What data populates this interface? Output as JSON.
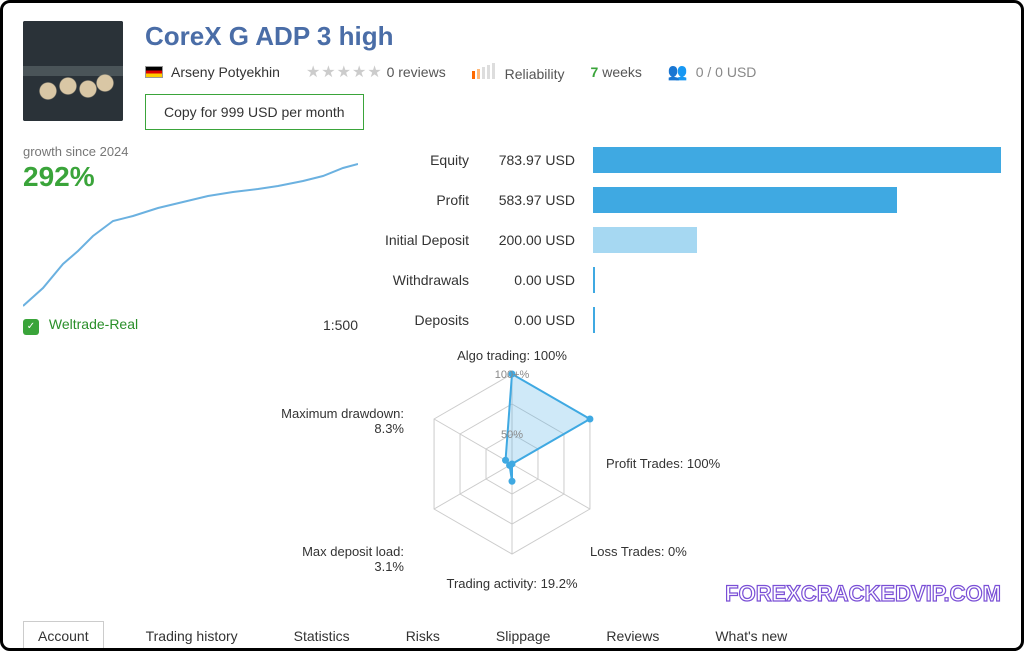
{
  "header": {
    "title": "CoreX G ADP 3 high",
    "author": "Arseny Potyekhin",
    "reviews_text": "0 reviews",
    "reliability_label": "Reliability",
    "weeks_value": "7",
    "weeks_label": "weeks",
    "subscribers_text": "0 / 0 USD",
    "copy_button_label": "Copy for 999 USD per month"
  },
  "growth": {
    "label": "growth since 2024",
    "value": "292%",
    "line_color": "#6bb1e0",
    "points": [
      [
        0,
        150
      ],
      [
        20,
        132
      ],
      [
        40,
        108
      ],
      [
        55,
        95
      ],
      [
        70,
        80
      ],
      [
        90,
        65
      ],
      [
        110,
        60
      ],
      [
        135,
        52
      ],
      [
        160,
        46
      ],
      [
        185,
        40
      ],
      [
        210,
        36
      ],
      [
        235,
        33
      ],
      [
        255,
        30
      ],
      [
        280,
        25
      ],
      [
        300,
        20
      ],
      [
        320,
        12
      ],
      [
        335,
        8
      ]
    ]
  },
  "broker": {
    "name": "Weltrade-Real",
    "leverage": "1:500"
  },
  "stats": {
    "max_bar_value": 783.97,
    "rows": [
      {
        "label": "Equity",
        "value": "783.97 USD",
        "num": 783.97,
        "color": "#3fa9e2"
      },
      {
        "label": "Profit",
        "value": "583.97 USD",
        "num": 583.97,
        "color": "#3fa9e2"
      },
      {
        "label": "Initial Deposit",
        "value": "200.00 USD",
        "num": 200.0,
        "color": "#a6d8f2"
      },
      {
        "label": "Withdrawals",
        "value": "0.00 USD",
        "num": 0.0,
        "color": "#3fa9e2"
      },
      {
        "label": "Deposits",
        "value": "0.00 USD",
        "num": 0.0,
        "color": "#3fa9e2"
      }
    ]
  },
  "radar": {
    "grid_color": "#cccccc",
    "line_color": "#3fa9e2",
    "fill_color": "rgba(63,169,226,0.25)",
    "center_label_50": "50%",
    "center_label_100": "100+%",
    "axes": [
      {
        "label": "Algo trading: 100%",
        "value": 100
      },
      {
        "label": "Profit Trades: 100%",
        "value": 100
      },
      {
        "label": "Loss Trades: 0%",
        "value": 0
      },
      {
        "label": "Trading activity: 19.2%",
        "value": 19.2
      },
      {
        "label": "Max deposit load: 3.1%",
        "value": 3.1
      },
      {
        "label": "Maximum drawdown: 8.3%",
        "value": 8.3
      }
    ]
  },
  "tabs": [
    {
      "label": "Account",
      "active": true
    },
    {
      "label": "Trading history",
      "active": false
    },
    {
      "label": "Statistics",
      "active": false
    },
    {
      "label": "Risks",
      "active": false
    },
    {
      "label": "Slippage",
      "active": false
    },
    {
      "label": "Reviews",
      "active": false
    },
    {
      "label": "What's new",
      "active": false
    }
  ],
  "watermark": "FOREXCRACKEDVIP.COM"
}
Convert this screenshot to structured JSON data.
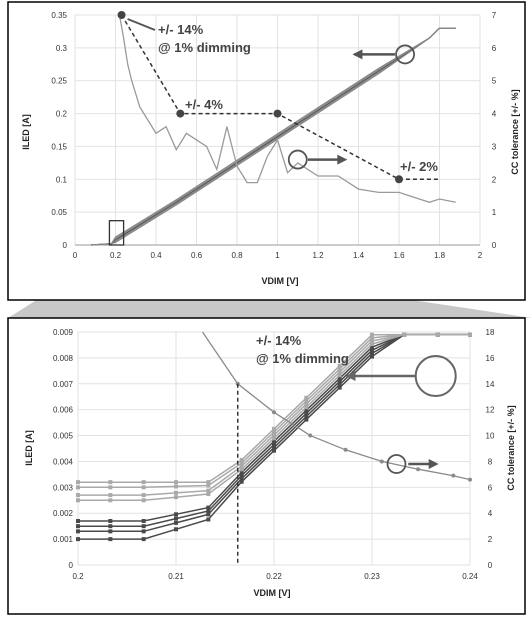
{
  "chart_data": [
    {
      "type": "line",
      "xlabel": "VDIM [V]",
      "ylabel": "ILED [A]",
      "y2label": "CC tolerance [+/- %]",
      "xlim": [
        0,
        2
      ],
      "ylim": [
        0,
        0.35
      ],
      "y2lim": [
        0,
        7
      ],
      "x_ticks": [
        "0",
        "0.2",
        "0.4",
        "0.6",
        "0.8",
        "1",
        "1.2",
        "1.4",
        "1.6",
        "1.8",
        "2"
      ],
      "y_ticks": [
        "0",
        "0.05",
        "0.1",
        "0.15",
        "0.2",
        "0.25",
        "0.3",
        "0.35"
      ],
      "y2_ticks": [
        "0",
        "1",
        "2",
        "3",
        "4",
        "5",
        "6",
        "7"
      ],
      "grid": true,
      "iled_series": {
        "x": [
          0.08,
          0.18,
          0.2,
          0.5,
          1.0,
          1.5,
          1.75,
          1.8,
          1.88
        ],
        "offsets": [
          -0.004,
          -0.002,
          0,
          0.002,
          0.004
        ],
        "y": [
          0.0,
          0.002,
          0.008,
          0.065,
          0.165,
          0.265,
          0.315,
          0.33,
          0.33
        ]
      },
      "tolerance_series": {
        "x": [
          0.22,
          0.24,
          0.26,
          0.28,
          0.3,
          0.32,
          0.35,
          0.4,
          0.45,
          0.5,
          0.55,
          0.6,
          0.65,
          0.7,
          0.75,
          0.8,
          0.85,
          0.9,
          0.95,
          1.0,
          1.05,
          1.1,
          1.2,
          1.3,
          1.4,
          1.5,
          1.6,
          1.7,
          1.75,
          1.8,
          1.88
        ],
        "y": [
          7.0,
          6.3,
          5.5,
          5.0,
          4.6,
          4.2,
          3.9,
          3.4,
          3.6,
          2.9,
          3.4,
          3.2,
          3.0,
          2.3,
          3.6,
          2.4,
          1.9,
          1.9,
          2.7,
          3.2,
          2.2,
          2.5,
          2.1,
          2.1,
          1.7,
          1.6,
          1.6,
          1.4,
          1.3,
          1.4,
          1.3
        ]
      },
      "spec_markers": {
        "x": [
          0.23,
          0.52,
          1.0,
          1.6,
          1.8
        ],
        "y": [
          7,
          4,
          4,
          2,
          2
        ]
      },
      "annotations": [
        "+/- 14%",
        "@ 1% dimming",
        "+/- 4%",
        "+/- 2%"
      ]
    },
    {
      "type": "line",
      "xlabel": "VDIM [V]",
      "ylabel": "ILED [A]",
      "y2label": "CC tolerance [+/- %]",
      "xlim": [
        0.2,
        0.24
      ],
      "ylim": [
        0,
        0.009
      ],
      "y2lim": [
        0,
        18
      ],
      "x_ticks": [
        "0.2",
        "0.21",
        "0.22",
        "0.23",
        "0.24"
      ],
      "y_ticks": [
        "0",
        "0.001",
        "0.002",
        "0.003",
        "0.004",
        "0.005",
        "0.006",
        "0.007",
        "0.008",
        "0.009"
      ],
      "y2_ticks": [
        "0",
        "2",
        "4",
        "6",
        "8",
        "10",
        "12",
        "14",
        "16",
        "18"
      ],
      "grid": true,
      "iled_series_base": [
        {
          "plateau": 0.001,
          "dark": true
        },
        {
          "plateau": 0.0013,
          "dark": true
        },
        {
          "plateau": 0.0015,
          "dark": true
        },
        {
          "plateau": 0.0017,
          "dark": true
        },
        {
          "plateau": 0.0025,
          "dark": false
        },
        {
          "plateau": 0.0027,
          "dark": false
        },
        {
          "plateau": 0.003,
          "dark": false
        },
        {
          "plateau": 0.0032,
          "dark": false
        }
      ],
      "iled_x": [
        0.2,
        0.2033,
        0.2067,
        0.21,
        0.2133,
        0.2167,
        0.22,
        0.2233,
        0.2267,
        0.23,
        0.2333,
        0.2367,
        0.24
      ],
      "tolerance_series": {
        "x": [
          0.2127,
          0.2163,
          0.22,
          0.2237,
          0.2273,
          0.231,
          0.2347,
          0.2383,
          0.24
        ],
        "y": [
          18,
          14,
          11.8,
          10,
          8.9,
          8,
          7.4,
          6.9,
          6.6
        ]
      },
      "annotations": [
        "+/- 14%",
        "@ 1% dimming"
      ]
    }
  ]
}
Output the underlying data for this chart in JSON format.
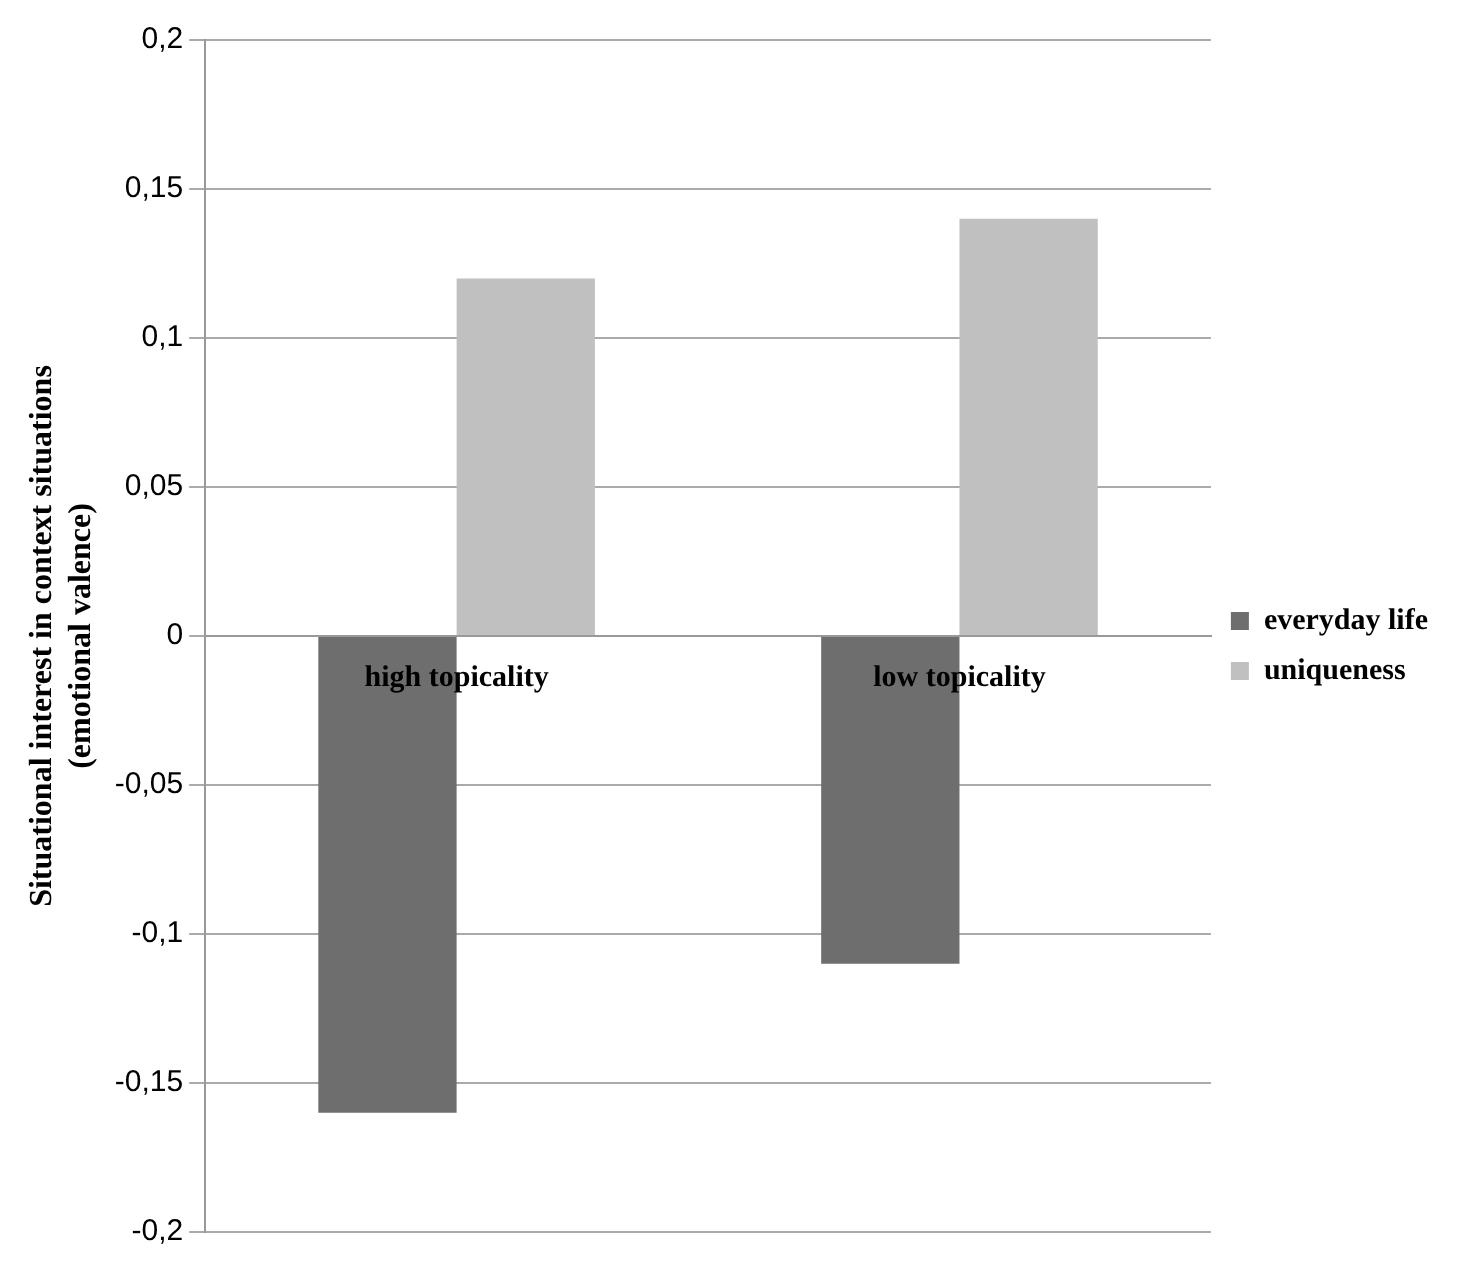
{
  "chart_data": {
    "type": "bar",
    "ylabel": "Situational interest in context situations\n(emotional valence)",
    "categories": [
      "high topicality",
      "low topicality"
    ],
    "series": [
      {
        "name": "everyday life",
        "color": "#6e6e6e",
        "values": [
          -0.16,
          -0.11
        ]
      },
      {
        "name": "uniqueness",
        "color": "#c0c0c0",
        "values": [
          0.12,
          0.14
        ]
      }
    ],
    "ylim": [
      -0.2,
      0.2
    ],
    "yticks": [
      {
        "value": -0.2,
        "label": "-0,2"
      },
      {
        "value": -0.15,
        "label": "-0,15"
      },
      {
        "value": -0.1,
        "label": "-0,1"
      },
      {
        "value": -0.05,
        "label": "-0,05"
      },
      0,
      {
        "value": 0.05,
        "label": "0,05"
      },
      {
        "value": 0.1,
        "label": "0,1"
      },
      {
        "value": 0.15,
        "label": "0,15"
      },
      {
        "value": 0.2,
        "label": "0,2"
      }
    ],
    "grid": "y",
    "legend": "right"
  }
}
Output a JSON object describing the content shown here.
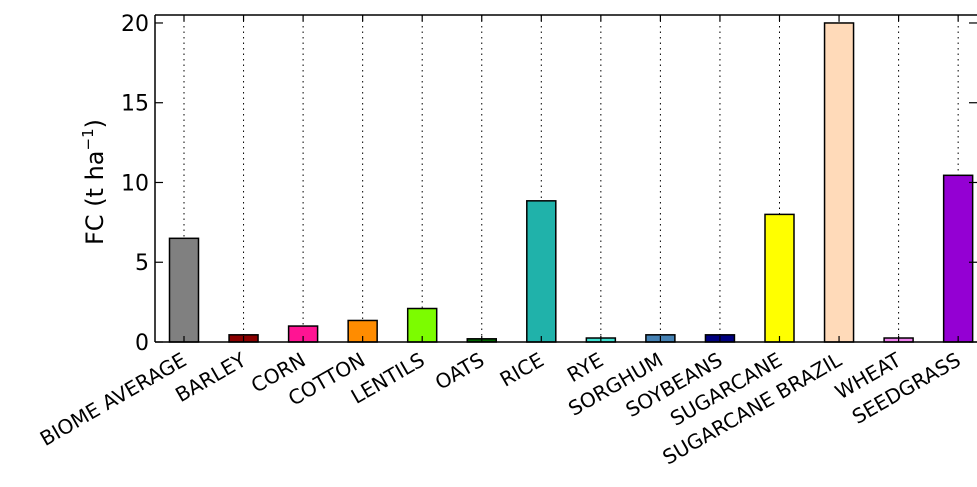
{
  "chart_data": {
    "type": "bar",
    "ylabel": "FC (t ha",
    "ylabel_exponent": "−1",
    "ylabel_close": ")",
    "ylim": [
      0,
      20.5
    ],
    "yticks": [
      0,
      5,
      10,
      15,
      20
    ],
    "grid": "vertical dotted lines at each category",
    "categories": [
      "BIOME AVERAGE",
      "BARLEY",
      "CORN",
      "COTTON",
      "LENTILS",
      "OATS",
      "RICE",
      "RYE",
      "SORGHUM",
      "SOYBEANS",
      "SUGARCANE",
      "SUGARCANE BRAZIL",
      "WHEAT",
      "SEEDGRASS"
    ],
    "values": [
      6.5,
      0.45,
      1.0,
      1.35,
      2.1,
      0.2,
      8.85,
      0.25,
      0.45,
      0.45,
      8.0,
      20.0,
      0.25,
      10.45
    ],
    "colors": [
      "#808080",
      "#8b0000",
      "#ff1493",
      "#ff8c00",
      "#7cfc00",
      "#006400",
      "#20b2aa",
      "#40e0d0",
      "#4682b4",
      "#000080",
      "#ffff00",
      "#ffdab9",
      "#ee82ee",
      "#9400d3"
    ]
  }
}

══════

Only a number is wanted: how many lines contain "name"?

3